◆ **EXCERPTED TEXT**:
===============

[take,#2] x86_64: PR target/100711: Splitters for pandn

Message ID 01a001d7e54c$e86e7ff0$b94b7fd0$@nextmovesoftware.com
State Committed
Commit c39d77f252e895306ef88c1efb3eff04e4232554
Headers
Series [take,#2] x86_64: PR target/100711: Splitters for pandn |

Commit Message

Roger Sayle Nov. 29, 2021, 6:14 p.m. UTC
  Hi Uros,
Many thanks for the review.  Here's a revised version of the patch
incorporating all of your suggestions.  This has been (re)tested on
x86_64-pc-linux-gnu with make bootstrap and make -k check,
both with and without --target_board=unix{-m32}, with no new
failures.  Ok for mainline?


2021-11-29  Roger Sayle  <roger@nextmovesoftware.com>
            Uroš Bizjak  <ubizjak@gmail.com>

gcc/ChangeLog
	PR target/100711
	* config/i386/sse.md (define_split): New splitters to simplify
	not;vec_duplicate;and as vec_duplicate;andn.

gcc/testsuite/ChangeLog
	PR target/100711
	* gcc.target/i386/pr100711-1.c: New test case.
	* gcc.target/i386/pr100711-2.c: New test case.

===============

◆ **COLLECTED MATERIAL**:
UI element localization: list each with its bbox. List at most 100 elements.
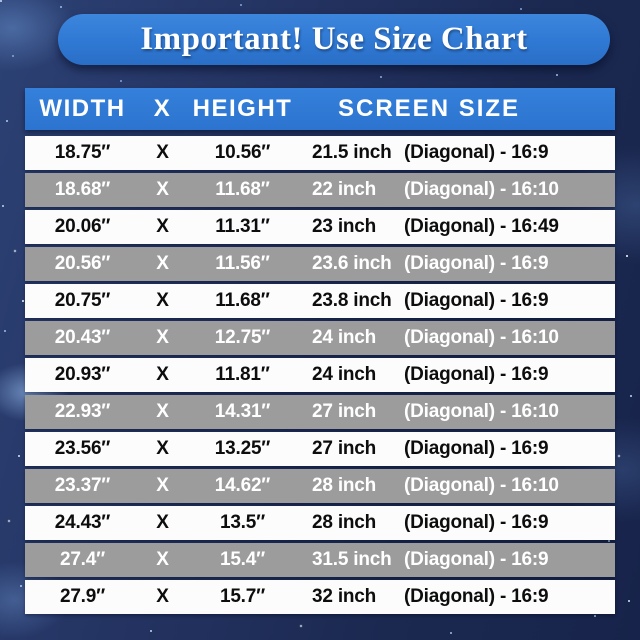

===============

◆ **COMPLETE THE FOLLOWING**:
**1)** In the pandn patch message, which file receives the new splitters?
**2)** Reproduce the section of the pandn patch message that starts with the words containing "gcc/ChangeLog" and ends with "gcc.target/i386/pr100711-2.c: New test case.".
**3)** Write the next part of the pandn patch message, picking up after its last line.
None of the data is needed here.

◆ **ANSWERS BY TASK**:
**1)** config/i386/sse.md

**2)**
gcc/ChangeLog
	PR target/100711
	* config/i386/sse.md (define_split): New splitters to simplify
	not;vec_duplicate;and as vec_duplicate;andn.

gcc/testsuite/ChangeLog
	PR target/100711
	* gcc.target/i386/pr100711-1.c: New test case.
	* gcc.target/i386/pr100711-2.c: New test case.

**3)**
Thanks in advance,
Roger
--

> -----Original Message-----
> From: Uros Bizjak <ubizjak@gmail.com>
> Sent: 28 November 2021 19:45
> To: Roger Sayle <roger@nextmovesoftware.com>
> Cc: GCC Patches <gcc-patches@gcc.gnu.org>
> Subject: Re: [PATCH] x86_64: PR target/100711: Splitters for pandn
> 
> On Sun, Nov 28, 2021 at 2:25 PM Roger Sayle <roger@nextmovesoftware.com>
> wrote:
> >
> >
> > This patch addresses PR target/100711 by introducing define_split
> > patterns so that not/broadcast/pand may be simplified (by combine) to
> > broadcast/pandn.  This introduces two splitters one for optimizing
> > pandn on TARGET_SSE for V4SI and V2DI, and another for vpandn on
> > TARGET_AVX2 for V16QI, V8HI, V32QI, V16HI and V8SI.  Each splitter has
> > its own new testcase.
> >
> > I've also confirmed that not/broadcast/pandn is already getting
> > simplified to broadcast/pand by the middle-end optimizers.
> >
> > This patch has been tested on x86_64-pc-linux-gnu with make bootstrap
> > and make -k check with no new failures.  Ok for mainline?
> >
> >
> > 2021-11-28  Roger Sayle  <roger@nextmovesoftware.com>
> >
> > gcc/ChangeLog
> >         PR target/100711
> >         * config/i386/sse.md (define_split): New splitters to simplify
> >         not;vec_duplicate;and as vec_duplicate;andn.
> >
> > gcc/testsuite/ChangeLog
> >         PR target/100711
> >         * gcc.target/i386/pr100711-1.c: New test case.
> >         * gcc.target/i386/pr100711-2.c: New test case.
> 
> 
> +;; PR target/100711: Split notl; vpbroadcastd; vpand as vpbroadcastd;
> +vpandn (define_split
> +  [(set (match_operand:VI48_128 0 "register_operand")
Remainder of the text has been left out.